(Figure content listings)
------------------------------------

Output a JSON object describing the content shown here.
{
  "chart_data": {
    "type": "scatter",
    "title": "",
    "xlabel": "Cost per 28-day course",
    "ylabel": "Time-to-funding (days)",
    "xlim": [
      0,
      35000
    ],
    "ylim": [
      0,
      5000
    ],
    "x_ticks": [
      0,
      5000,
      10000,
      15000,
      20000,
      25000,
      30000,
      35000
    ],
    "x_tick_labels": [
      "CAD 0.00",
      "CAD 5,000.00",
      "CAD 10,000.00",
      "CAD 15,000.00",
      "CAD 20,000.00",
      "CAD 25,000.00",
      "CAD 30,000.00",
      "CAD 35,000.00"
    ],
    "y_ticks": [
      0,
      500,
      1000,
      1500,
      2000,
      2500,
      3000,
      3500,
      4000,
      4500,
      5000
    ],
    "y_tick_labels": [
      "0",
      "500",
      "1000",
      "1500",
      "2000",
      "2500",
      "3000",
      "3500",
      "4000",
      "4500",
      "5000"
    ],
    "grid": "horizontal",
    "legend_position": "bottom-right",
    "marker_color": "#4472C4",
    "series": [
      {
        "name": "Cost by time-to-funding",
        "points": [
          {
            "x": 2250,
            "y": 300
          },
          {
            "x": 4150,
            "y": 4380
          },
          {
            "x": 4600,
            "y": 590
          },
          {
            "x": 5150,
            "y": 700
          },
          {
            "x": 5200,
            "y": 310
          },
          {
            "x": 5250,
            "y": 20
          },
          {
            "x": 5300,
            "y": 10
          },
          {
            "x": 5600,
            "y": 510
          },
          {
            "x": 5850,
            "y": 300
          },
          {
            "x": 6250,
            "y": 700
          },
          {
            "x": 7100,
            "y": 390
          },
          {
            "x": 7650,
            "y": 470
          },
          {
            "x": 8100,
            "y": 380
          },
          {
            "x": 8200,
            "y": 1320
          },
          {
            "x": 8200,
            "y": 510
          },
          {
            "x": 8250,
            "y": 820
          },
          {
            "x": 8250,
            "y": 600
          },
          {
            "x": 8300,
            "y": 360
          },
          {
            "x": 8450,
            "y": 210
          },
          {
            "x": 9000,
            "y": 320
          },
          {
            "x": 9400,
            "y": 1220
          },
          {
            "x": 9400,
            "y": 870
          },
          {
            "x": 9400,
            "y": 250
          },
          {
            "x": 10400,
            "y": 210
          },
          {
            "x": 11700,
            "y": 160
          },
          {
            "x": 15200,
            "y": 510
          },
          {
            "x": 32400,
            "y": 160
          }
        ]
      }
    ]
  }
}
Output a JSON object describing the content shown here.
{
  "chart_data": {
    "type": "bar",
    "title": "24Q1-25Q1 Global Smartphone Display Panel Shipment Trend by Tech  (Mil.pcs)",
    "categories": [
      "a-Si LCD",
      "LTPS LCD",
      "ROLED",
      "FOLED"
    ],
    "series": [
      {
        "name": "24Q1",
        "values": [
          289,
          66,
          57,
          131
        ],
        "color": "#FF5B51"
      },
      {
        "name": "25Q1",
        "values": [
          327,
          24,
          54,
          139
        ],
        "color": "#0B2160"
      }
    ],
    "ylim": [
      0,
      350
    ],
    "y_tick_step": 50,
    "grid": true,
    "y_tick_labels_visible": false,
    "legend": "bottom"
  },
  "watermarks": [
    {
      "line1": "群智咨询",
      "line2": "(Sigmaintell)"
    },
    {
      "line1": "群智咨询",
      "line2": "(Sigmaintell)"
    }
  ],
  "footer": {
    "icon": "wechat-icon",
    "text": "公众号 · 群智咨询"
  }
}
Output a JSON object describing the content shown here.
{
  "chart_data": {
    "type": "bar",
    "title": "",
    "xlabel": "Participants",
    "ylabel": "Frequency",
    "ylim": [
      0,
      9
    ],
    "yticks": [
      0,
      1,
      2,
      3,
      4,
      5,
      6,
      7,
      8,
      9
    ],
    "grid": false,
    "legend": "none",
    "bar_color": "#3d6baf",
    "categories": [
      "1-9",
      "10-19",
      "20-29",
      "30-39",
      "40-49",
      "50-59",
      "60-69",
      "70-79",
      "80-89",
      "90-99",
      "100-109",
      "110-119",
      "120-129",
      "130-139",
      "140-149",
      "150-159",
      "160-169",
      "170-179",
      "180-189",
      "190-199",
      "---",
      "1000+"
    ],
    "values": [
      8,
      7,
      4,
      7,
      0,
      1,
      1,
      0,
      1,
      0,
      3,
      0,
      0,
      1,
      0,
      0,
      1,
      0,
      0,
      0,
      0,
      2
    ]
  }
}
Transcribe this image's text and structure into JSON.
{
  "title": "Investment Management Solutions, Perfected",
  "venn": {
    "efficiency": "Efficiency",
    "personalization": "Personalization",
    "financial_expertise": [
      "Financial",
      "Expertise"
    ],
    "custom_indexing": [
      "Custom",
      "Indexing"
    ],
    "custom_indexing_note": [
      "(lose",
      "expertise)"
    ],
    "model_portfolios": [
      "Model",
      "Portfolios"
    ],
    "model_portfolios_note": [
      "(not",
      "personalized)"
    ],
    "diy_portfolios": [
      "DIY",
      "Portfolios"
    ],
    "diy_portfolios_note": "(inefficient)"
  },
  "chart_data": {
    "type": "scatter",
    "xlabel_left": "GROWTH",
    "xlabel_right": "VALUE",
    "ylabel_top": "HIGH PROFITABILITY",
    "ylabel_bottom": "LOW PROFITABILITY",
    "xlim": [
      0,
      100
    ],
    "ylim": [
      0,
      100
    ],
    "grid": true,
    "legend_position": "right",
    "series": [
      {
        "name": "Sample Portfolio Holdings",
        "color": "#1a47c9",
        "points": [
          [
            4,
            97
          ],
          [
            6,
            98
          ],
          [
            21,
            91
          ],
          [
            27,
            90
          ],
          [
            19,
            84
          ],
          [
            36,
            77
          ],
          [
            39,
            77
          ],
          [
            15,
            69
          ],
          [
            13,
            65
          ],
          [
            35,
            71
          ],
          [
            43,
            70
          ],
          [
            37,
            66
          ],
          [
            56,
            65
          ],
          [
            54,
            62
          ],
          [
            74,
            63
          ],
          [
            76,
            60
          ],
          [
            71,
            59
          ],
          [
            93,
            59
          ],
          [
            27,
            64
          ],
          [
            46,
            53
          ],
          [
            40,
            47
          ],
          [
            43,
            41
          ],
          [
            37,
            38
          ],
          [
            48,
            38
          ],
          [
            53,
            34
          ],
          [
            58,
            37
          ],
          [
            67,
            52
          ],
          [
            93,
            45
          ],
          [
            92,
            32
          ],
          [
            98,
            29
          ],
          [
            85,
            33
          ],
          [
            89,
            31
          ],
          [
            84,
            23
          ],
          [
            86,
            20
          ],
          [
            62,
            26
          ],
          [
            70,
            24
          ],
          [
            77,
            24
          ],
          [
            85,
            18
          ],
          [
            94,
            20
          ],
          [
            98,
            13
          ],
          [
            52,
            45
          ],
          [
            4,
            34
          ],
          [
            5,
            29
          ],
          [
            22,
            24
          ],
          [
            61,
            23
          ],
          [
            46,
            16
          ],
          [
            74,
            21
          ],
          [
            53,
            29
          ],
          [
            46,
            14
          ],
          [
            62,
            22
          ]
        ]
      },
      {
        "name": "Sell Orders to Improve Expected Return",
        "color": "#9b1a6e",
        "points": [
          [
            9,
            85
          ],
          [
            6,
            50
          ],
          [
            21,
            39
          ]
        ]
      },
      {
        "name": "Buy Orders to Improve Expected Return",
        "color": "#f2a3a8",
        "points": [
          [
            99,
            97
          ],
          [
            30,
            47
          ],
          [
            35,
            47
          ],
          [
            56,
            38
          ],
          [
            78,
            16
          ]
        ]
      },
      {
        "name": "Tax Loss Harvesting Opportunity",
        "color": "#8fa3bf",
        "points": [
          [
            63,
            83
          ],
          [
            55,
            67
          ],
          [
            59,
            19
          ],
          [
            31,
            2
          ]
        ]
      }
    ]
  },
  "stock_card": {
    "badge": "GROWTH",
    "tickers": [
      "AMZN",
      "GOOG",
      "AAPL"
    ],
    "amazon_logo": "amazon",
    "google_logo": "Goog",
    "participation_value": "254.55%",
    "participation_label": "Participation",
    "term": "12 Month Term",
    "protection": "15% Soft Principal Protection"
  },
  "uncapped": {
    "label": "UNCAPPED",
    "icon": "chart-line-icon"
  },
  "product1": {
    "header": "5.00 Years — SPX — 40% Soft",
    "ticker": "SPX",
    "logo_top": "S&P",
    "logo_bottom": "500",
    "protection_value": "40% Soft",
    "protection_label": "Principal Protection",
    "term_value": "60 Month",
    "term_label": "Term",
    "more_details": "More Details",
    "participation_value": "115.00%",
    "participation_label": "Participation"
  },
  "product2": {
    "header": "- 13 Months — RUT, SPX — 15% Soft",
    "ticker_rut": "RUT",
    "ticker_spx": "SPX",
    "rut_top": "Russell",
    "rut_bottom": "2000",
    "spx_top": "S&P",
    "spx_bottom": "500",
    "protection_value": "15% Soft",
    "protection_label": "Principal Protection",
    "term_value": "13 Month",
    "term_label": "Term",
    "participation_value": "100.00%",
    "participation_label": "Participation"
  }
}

------------------------------------

(REQUIRED TASK)
Return every line holding the word "Orders" from the records.

(TASK SOLUTION)
        "name": "Sell Orders to Improve Expected Return",
        "name": "Buy Orders to Improve Expected Return",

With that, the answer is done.